Work to be completed: Starting with the line containing "data-label: 4.1 xyxy=(267,470,306,495)" and continuing through the line containing "legend-item-enduring: 症状は酷いが我慢している xyxy=(525,344,727,365)", rewrite the material with every "category-label" changed to "group-label" and all other text left as it is. Give only those lines.

(Some records)
========================================================================

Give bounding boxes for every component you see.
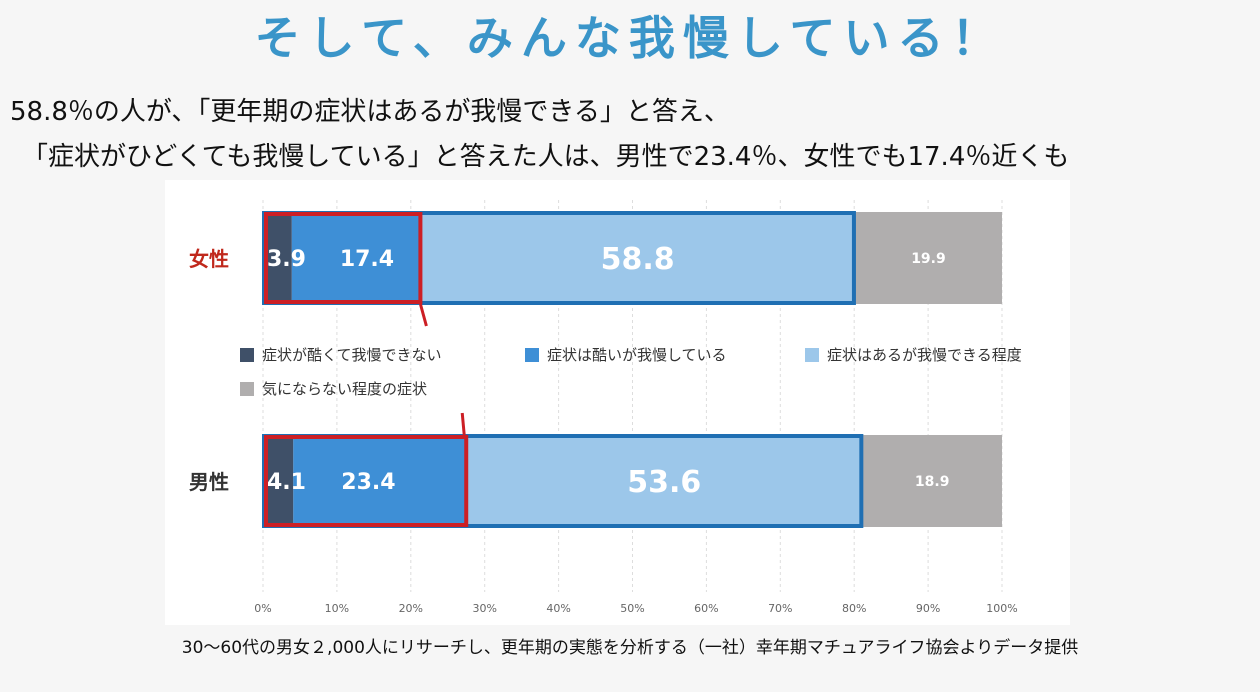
data-label: 4.1 xyxy=(267,470,306,495)
source-note: 30〜60代の男女２,000人にリサーチし、更年期の実態を分析する（一社）幸年期… xyxy=(181,638,1079,658)
legend-item-tolerable: 症状はあるが我慢できる程度 xyxy=(805,344,1022,365)
x-tick-label: 0% xyxy=(254,602,271,615)
bar-segment xyxy=(420,212,855,304)
legend-swatch-severe xyxy=(240,348,254,362)
x-tick-label: 20% xyxy=(399,602,423,615)
legend-swatch-mild xyxy=(240,382,254,396)
legend-label-enduring: 症状は酷いが我慢している xyxy=(547,346,727,364)
category-label: 男性 xyxy=(189,470,229,494)
highlight-box-red xyxy=(264,212,423,304)
data-label: 3.9 xyxy=(267,247,306,272)
x-tick-label: 100% xyxy=(986,602,1017,615)
legend-label-mild: 気にならない程度の症状 xyxy=(262,380,428,398)
summary-line-2: 「症状がひどくても我慢している」と答えた人は、男性で23.4％、女性でも17.4… xyxy=(22,142,1070,172)
connector-line xyxy=(460,412,466,436)
category-label: 女性 xyxy=(189,247,229,271)
legend-item-enduring: 症状は酷いが我慢している xyxy=(525,344,727,365)
bar-segment xyxy=(466,435,863,527)
summary-line-1: 58.8％の人が、「更年期の症状はあるが我慢できる」と答え、 xyxy=(10,97,730,127)
legend-swatch-tolerable xyxy=(805,348,819,362)
page-title: そして、みんな我慢している！ xyxy=(254,11,1006,65)
data-label: 23.4 xyxy=(341,470,395,495)
x-tick-label: 90% xyxy=(916,602,940,615)
x-tick-label: 70% xyxy=(768,602,792,615)
data-label: 19.9 xyxy=(911,251,946,267)
highlight-box-red xyxy=(264,435,469,527)
connector-line xyxy=(418,303,428,327)
legend-label-tolerable: 症状はあるが我慢できる程度 xyxy=(827,346,1022,364)
legend-label-severe: 症状が酷くて我慢できない xyxy=(262,346,442,364)
x-tick-label: 10% xyxy=(325,602,349,615)
legend-item-mild: 気にならない程度の症状 xyxy=(240,378,427,399)
bar-segment xyxy=(854,212,1002,304)
bar-segment xyxy=(293,435,467,527)
x-tick-label: 60% xyxy=(694,602,718,615)
data-label: 53.6 xyxy=(627,465,701,500)
bar-segment xyxy=(263,435,294,527)
data-label: 17.4 xyxy=(340,247,394,272)
bar-segment xyxy=(862,435,1002,527)
legend-swatch-enduring xyxy=(525,348,539,362)
bar-segment xyxy=(291,212,421,304)
data-label: 18.9 xyxy=(915,474,950,490)
data-label: 58.8 xyxy=(601,242,675,277)
legend-item-severe: 症状が酷くて我慢できない xyxy=(240,344,442,365)
x-tick-label: 50% xyxy=(620,602,644,615)
x-tick-label: 40% xyxy=(546,602,570,615)
x-tick-label: 80% xyxy=(842,602,866,615)
x-tick-label: 30% xyxy=(472,602,496,615)
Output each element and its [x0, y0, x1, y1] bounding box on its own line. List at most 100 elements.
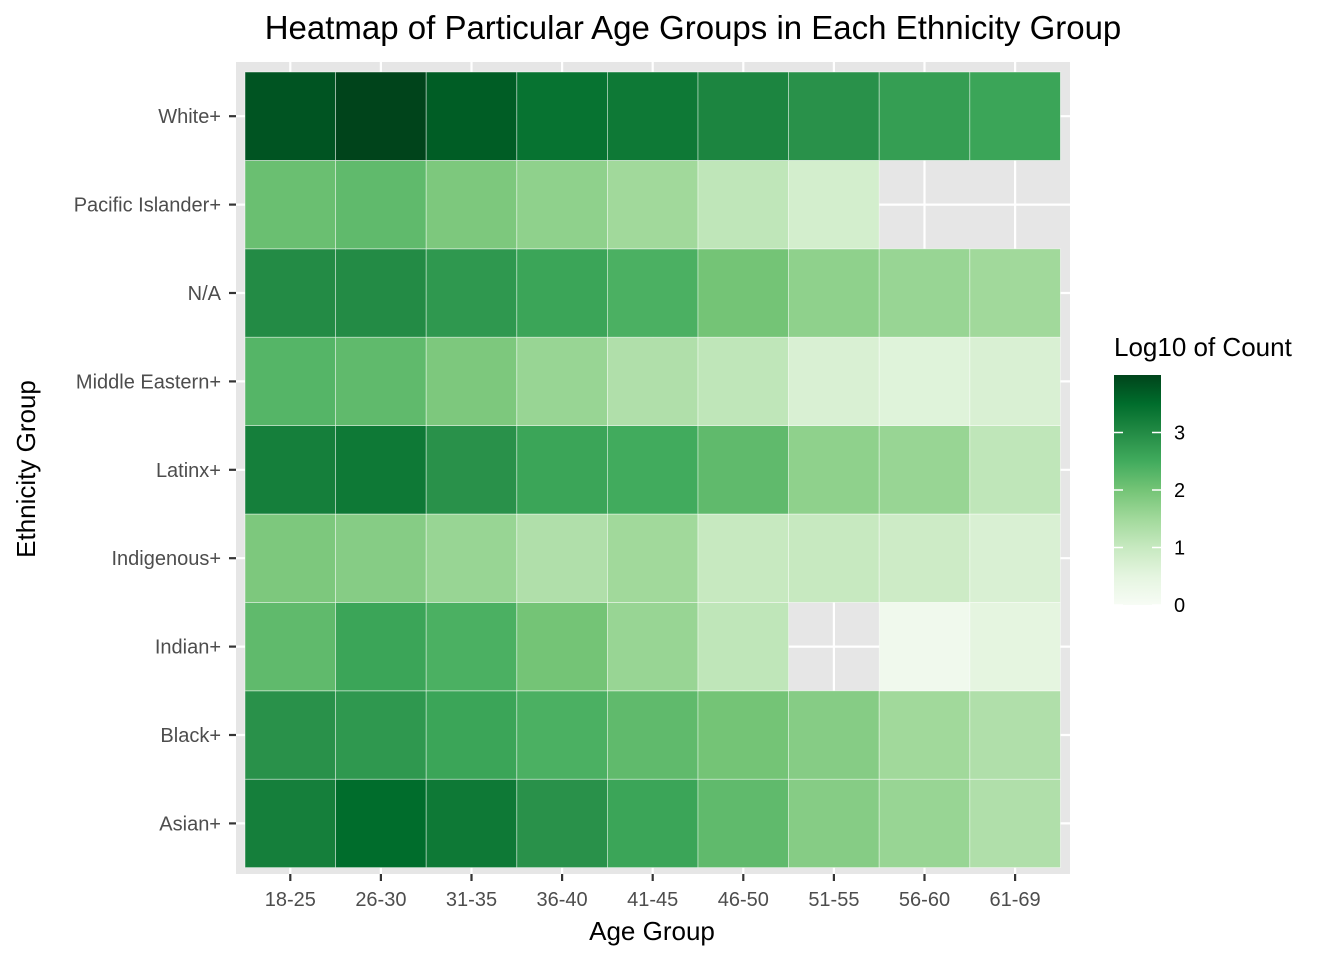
x-tick-label: 46-50: [718, 889, 769, 911]
heatmap-cell: [788, 513, 880, 603]
heatmap-cell: [697, 248, 789, 338]
heatmap-cell: [516, 778, 608, 869]
heatmap-cell: [244, 602, 336, 692]
heatmap-cell: [244, 159, 336, 250]
heatmap-cell: [697, 159, 789, 250]
legend-tick-label: 0: [1174, 595, 1185, 617]
heatmap-cell: [607, 248, 699, 338]
legend-tick-label: 1: [1174, 538, 1185, 560]
color-legend: Log10 of Count 0 1 2 3: [1114, 332, 1293, 617]
heatmap-cell: [788, 248, 880, 338]
heatmap-cell: [425, 690, 518, 780]
heatmap-cell: [969, 513, 1061, 603]
heatmap-cell: [516, 425, 608, 515]
heatmap-cell: [788, 336, 880, 427]
y-tick-label: Black+: [160, 725, 221, 747]
x-tick-label: 31-35: [446, 889, 497, 911]
heatmap-cell: [607, 778, 699, 869]
heatmap-cell: [516, 71, 608, 161]
heatmap-cell: [516, 513, 608, 603]
y-tick-label: Middle Eastern+: [76, 371, 221, 393]
heatmap-cell: [425, 778, 518, 869]
heatmap-cell: [969, 425, 1061, 515]
heatmap-cells: [244, 71, 1061, 869]
heatmap-cell: [697, 778, 789, 869]
legend-tick-label: 3: [1174, 423, 1185, 445]
heatmap-cell: [335, 159, 427, 250]
heatmap-cell: [788, 690, 880, 780]
heatmap-cell: [878, 248, 971, 338]
heatmap-cell: [788, 425, 880, 515]
y-axis-title: Ethnicity Group: [11, 380, 41, 558]
heatmap-cell: [969, 690, 1061, 780]
heatmap-cell: [607, 425, 699, 515]
heatmap-cell: [425, 602, 518, 692]
heatmap-cell: [425, 336, 518, 427]
heatmap-cell: [244, 336, 336, 427]
heatmap-cell: [607, 336, 699, 427]
x-axis: 18-25 26-30 31-35 36-40 41-45 46-50 51-55 56-60…: [265, 874, 1041, 911]
heatmap-cell: [335, 513, 427, 603]
heatmap-cell: [516, 602, 608, 692]
heatmap-cell: [607, 690, 699, 780]
legend-tick-label: 2: [1174, 480, 1185, 502]
heatmap-cell: [969, 778, 1061, 869]
y-tick-label: Indigenous+: [111, 548, 221, 570]
y-axis: Asian+ Black+ Indian+ Indigenous+ Latinx+ Mid…: [74, 106, 236, 835]
heatmap-cell: [244, 778, 336, 869]
heatmap-cell: [516, 336, 608, 427]
heatmap-cell: [697, 690, 789, 780]
y-tick-label: N/A: [188, 283, 222, 305]
legend-title: Log10 of Count: [1114, 332, 1293, 362]
y-tick-label: Pacific Islander+: [74, 195, 221, 217]
chart-title: Heatmap of Particular Age Groups in Each…: [265, 9, 1122, 46]
heatmap-cell: [516, 159, 608, 250]
heatmap-cell: [878, 602, 971, 692]
x-tick-label: 26-30: [355, 889, 406, 911]
heatmap-cell: [607, 159, 699, 250]
heatmap-cell: [878, 425, 971, 515]
x-tick-label: 51-55: [808, 889, 859, 911]
x-tick-label: 18-25: [265, 889, 316, 911]
heatmap-cell: [516, 690, 608, 780]
heatmap-cell: [697, 425, 789, 515]
heatmap-cell: [607, 71, 699, 161]
heatmap-cell: [335, 248, 427, 338]
heatmap-cell: [425, 159, 518, 250]
x-tick-label: 56-60: [899, 889, 950, 911]
heatmap-cell: [244, 513, 336, 603]
x-axis-title: Age Group: [589, 916, 715, 946]
heatmap-cell: [878, 690, 971, 780]
heatmap-cell: [335, 602, 427, 692]
heatmap-cell: [244, 690, 336, 780]
heatmap-cell: [969, 336, 1061, 427]
heatmap-cell: [516, 248, 608, 338]
heatmap-cell: [878, 71, 971, 161]
heatmap-cell: [425, 513, 518, 603]
y-tick-label: Asian+: [159, 813, 221, 835]
heatmap-cell: [335, 336, 427, 427]
x-tick-label: 61-69: [990, 889, 1041, 911]
heatmap-cell: [878, 336, 971, 427]
heatmap-cell: [244, 248, 336, 338]
heatmap-cell: [425, 425, 518, 515]
heatmap-cell: [335, 71, 427, 161]
heatmap-cell: [335, 778, 427, 869]
x-tick-label: 36-40: [537, 889, 588, 911]
heatmap-cell: [878, 513, 971, 603]
heatmap-cell: [697, 602, 789, 692]
heatmap-cell: [607, 602, 699, 692]
legend-ticks: 0 1 2 3: [1114, 423, 1185, 617]
heatmap-cell: [244, 71, 336, 161]
heatmap-cell: [425, 248, 518, 338]
heatmap-cell: [697, 513, 789, 603]
heatmap-cell: [878, 778, 971, 869]
y-tick-label: White+: [158, 106, 221, 128]
heatmap-cell: [969, 71, 1061, 161]
heatmap-cell: [244, 425, 336, 515]
heatmap-cell: [969, 248, 1061, 338]
x-tick-label: 41-45: [627, 889, 678, 911]
heatmap-cell: [697, 336, 789, 427]
heatmap-cell: [335, 425, 427, 515]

========================================================================

Task result:
data-label: 4.1 xyxy=(267,470,306,495)
source-note: 30〜60代の男女２,000人にリサーチし、更年期の実態を分析する（一社）幸年期… xyxy=(181,638,1079,658)
legend-item-tolerable: 症状はあるが我慢できる程度 xyxy=(805,344,1022,365)
x-tick-label: 0% xyxy=(254,602,271,615)
bar-segment xyxy=(420,212,855,304)
legend-swatch-severe xyxy=(240,348,254,362)
x-tick-label: 20% xyxy=(399,602,423,615)
legend-swatch-mild xyxy=(240,382,254,396)
legend-label-enduring: 症状は酷いが我慢している xyxy=(547,346,727,364)
group-label: 男性 xyxy=(189,470,229,494)
highlight-box-red xyxy=(264,212,423,304)
data-label: 3.9 xyxy=(267,247,306,272)
x-tick-label: 100% xyxy=(986,602,1017,615)
legend-label-mild: 気にならない程度の症状 xyxy=(262,380,428,398)
summary-line-2: 「症状がひどくても我慢している」と答えた人は、男性で23.4％、女性でも17.4… xyxy=(22,142,1070,172)
connector-line xyxy=(460,412,466,436)
group-label: 女性 xyxy=(189,247,229,271)
legend-item-enduring: 症状は酷いが我慢している xyxy=(525,344,727,365)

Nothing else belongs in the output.